Required task:
Each line holding the word "symbol" counts once; give the total and nothing more.

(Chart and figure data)
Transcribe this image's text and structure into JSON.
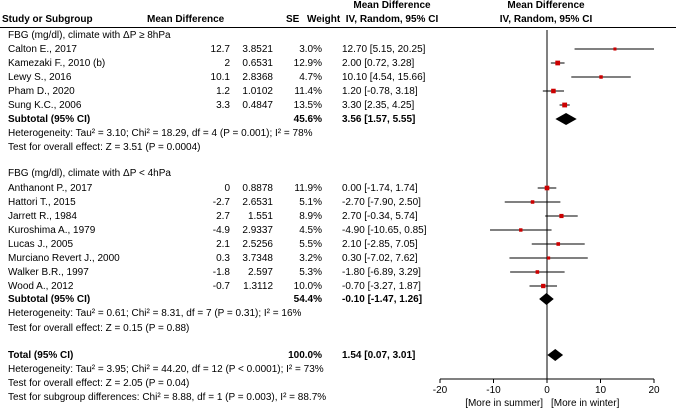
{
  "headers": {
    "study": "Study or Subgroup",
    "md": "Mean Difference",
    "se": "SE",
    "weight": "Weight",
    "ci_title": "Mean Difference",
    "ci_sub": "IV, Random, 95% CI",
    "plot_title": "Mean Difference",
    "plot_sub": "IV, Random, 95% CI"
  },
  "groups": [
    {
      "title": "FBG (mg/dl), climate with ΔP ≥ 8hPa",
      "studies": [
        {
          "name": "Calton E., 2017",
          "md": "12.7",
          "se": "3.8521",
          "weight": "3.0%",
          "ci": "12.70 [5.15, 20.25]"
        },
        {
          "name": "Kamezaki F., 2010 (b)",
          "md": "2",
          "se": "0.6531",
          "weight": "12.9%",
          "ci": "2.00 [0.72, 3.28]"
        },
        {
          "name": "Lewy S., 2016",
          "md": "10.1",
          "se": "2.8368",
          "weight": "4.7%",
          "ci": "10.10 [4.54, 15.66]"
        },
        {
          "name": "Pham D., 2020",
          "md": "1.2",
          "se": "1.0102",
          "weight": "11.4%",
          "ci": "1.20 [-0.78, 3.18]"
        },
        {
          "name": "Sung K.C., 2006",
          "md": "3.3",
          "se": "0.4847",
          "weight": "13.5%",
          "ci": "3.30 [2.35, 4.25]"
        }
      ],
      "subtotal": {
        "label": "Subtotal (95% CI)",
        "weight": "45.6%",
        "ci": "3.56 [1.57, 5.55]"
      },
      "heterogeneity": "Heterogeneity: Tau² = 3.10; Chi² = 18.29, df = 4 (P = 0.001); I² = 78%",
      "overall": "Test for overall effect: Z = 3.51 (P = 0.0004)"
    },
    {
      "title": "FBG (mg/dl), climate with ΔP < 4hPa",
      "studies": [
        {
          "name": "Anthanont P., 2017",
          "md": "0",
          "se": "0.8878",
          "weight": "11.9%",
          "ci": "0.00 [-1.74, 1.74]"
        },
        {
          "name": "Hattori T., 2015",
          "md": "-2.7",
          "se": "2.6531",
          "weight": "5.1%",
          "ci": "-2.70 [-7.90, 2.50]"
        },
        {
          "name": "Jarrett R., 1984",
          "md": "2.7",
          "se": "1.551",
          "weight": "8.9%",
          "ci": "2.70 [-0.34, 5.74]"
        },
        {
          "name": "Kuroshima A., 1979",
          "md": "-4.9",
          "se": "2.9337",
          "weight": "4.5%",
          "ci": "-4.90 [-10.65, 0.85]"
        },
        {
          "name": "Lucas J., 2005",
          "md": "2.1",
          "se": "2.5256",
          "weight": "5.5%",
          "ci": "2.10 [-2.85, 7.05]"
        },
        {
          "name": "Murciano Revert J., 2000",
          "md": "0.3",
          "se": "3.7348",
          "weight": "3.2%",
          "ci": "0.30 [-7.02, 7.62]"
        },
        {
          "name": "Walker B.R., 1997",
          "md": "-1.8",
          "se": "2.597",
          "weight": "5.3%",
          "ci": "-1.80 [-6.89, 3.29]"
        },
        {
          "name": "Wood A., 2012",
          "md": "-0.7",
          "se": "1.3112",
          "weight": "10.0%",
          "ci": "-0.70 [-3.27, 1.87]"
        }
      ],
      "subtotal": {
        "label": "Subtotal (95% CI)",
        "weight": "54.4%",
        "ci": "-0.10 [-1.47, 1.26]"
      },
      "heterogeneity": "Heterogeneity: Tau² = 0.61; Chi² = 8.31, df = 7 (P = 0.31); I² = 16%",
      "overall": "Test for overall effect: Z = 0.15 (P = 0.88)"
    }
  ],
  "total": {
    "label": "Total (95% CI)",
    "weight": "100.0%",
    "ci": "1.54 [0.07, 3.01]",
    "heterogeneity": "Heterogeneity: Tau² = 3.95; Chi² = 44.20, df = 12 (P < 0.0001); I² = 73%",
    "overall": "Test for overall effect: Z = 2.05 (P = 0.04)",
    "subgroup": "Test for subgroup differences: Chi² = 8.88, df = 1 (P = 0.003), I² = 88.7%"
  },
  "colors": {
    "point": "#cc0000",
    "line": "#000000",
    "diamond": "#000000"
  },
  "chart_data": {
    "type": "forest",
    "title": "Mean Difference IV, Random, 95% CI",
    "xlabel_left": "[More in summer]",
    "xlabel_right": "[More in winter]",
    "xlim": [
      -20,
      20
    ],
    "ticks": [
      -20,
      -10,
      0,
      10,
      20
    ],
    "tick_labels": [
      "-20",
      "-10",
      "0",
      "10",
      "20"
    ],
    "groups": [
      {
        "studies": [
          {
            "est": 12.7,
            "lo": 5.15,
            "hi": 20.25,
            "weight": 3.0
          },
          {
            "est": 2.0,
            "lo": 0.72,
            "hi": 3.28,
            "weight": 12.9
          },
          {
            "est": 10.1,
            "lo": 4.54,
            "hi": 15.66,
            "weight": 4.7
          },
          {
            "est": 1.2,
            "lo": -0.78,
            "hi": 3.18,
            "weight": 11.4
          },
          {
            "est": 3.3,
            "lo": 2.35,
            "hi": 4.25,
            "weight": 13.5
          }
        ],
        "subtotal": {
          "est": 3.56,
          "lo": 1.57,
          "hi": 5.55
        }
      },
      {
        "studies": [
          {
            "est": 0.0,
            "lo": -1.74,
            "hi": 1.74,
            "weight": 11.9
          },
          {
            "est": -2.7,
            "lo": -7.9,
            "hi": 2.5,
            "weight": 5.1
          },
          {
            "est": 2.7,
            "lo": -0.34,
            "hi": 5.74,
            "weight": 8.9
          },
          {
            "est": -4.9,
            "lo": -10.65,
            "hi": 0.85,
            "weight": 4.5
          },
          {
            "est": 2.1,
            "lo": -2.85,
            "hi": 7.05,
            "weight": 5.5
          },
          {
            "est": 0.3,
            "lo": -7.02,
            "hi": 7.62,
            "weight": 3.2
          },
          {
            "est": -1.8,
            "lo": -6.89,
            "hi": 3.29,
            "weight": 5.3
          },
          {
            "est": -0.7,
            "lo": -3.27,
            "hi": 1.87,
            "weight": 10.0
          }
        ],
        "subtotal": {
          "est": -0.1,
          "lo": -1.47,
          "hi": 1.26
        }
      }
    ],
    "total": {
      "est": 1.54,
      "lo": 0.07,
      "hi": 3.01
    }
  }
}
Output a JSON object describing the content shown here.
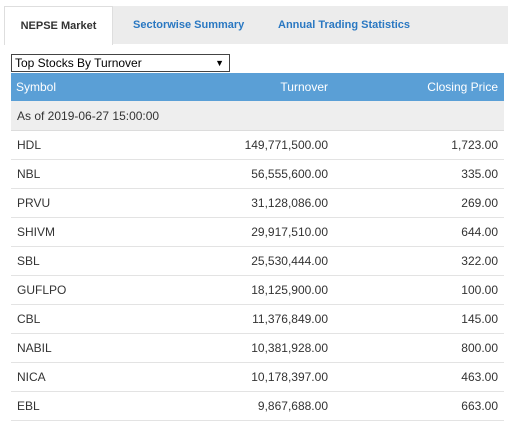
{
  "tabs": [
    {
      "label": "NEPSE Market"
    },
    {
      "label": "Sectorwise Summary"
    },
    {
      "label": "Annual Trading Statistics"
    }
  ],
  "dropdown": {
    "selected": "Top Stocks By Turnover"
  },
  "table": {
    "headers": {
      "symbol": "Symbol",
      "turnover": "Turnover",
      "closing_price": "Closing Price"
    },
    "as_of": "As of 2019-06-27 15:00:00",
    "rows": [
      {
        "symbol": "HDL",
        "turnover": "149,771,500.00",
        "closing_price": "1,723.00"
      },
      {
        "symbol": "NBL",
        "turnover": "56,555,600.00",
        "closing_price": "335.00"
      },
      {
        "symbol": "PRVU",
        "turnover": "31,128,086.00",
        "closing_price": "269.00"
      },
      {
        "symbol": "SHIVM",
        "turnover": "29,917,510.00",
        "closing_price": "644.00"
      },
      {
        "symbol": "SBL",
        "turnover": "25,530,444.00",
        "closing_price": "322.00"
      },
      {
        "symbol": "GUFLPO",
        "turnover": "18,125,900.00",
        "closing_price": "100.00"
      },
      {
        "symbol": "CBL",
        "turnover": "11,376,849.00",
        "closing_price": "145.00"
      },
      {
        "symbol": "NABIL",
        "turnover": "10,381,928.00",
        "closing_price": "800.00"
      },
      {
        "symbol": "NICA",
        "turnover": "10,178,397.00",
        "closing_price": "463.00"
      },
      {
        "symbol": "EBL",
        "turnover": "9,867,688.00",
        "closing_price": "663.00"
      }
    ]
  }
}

In response:
11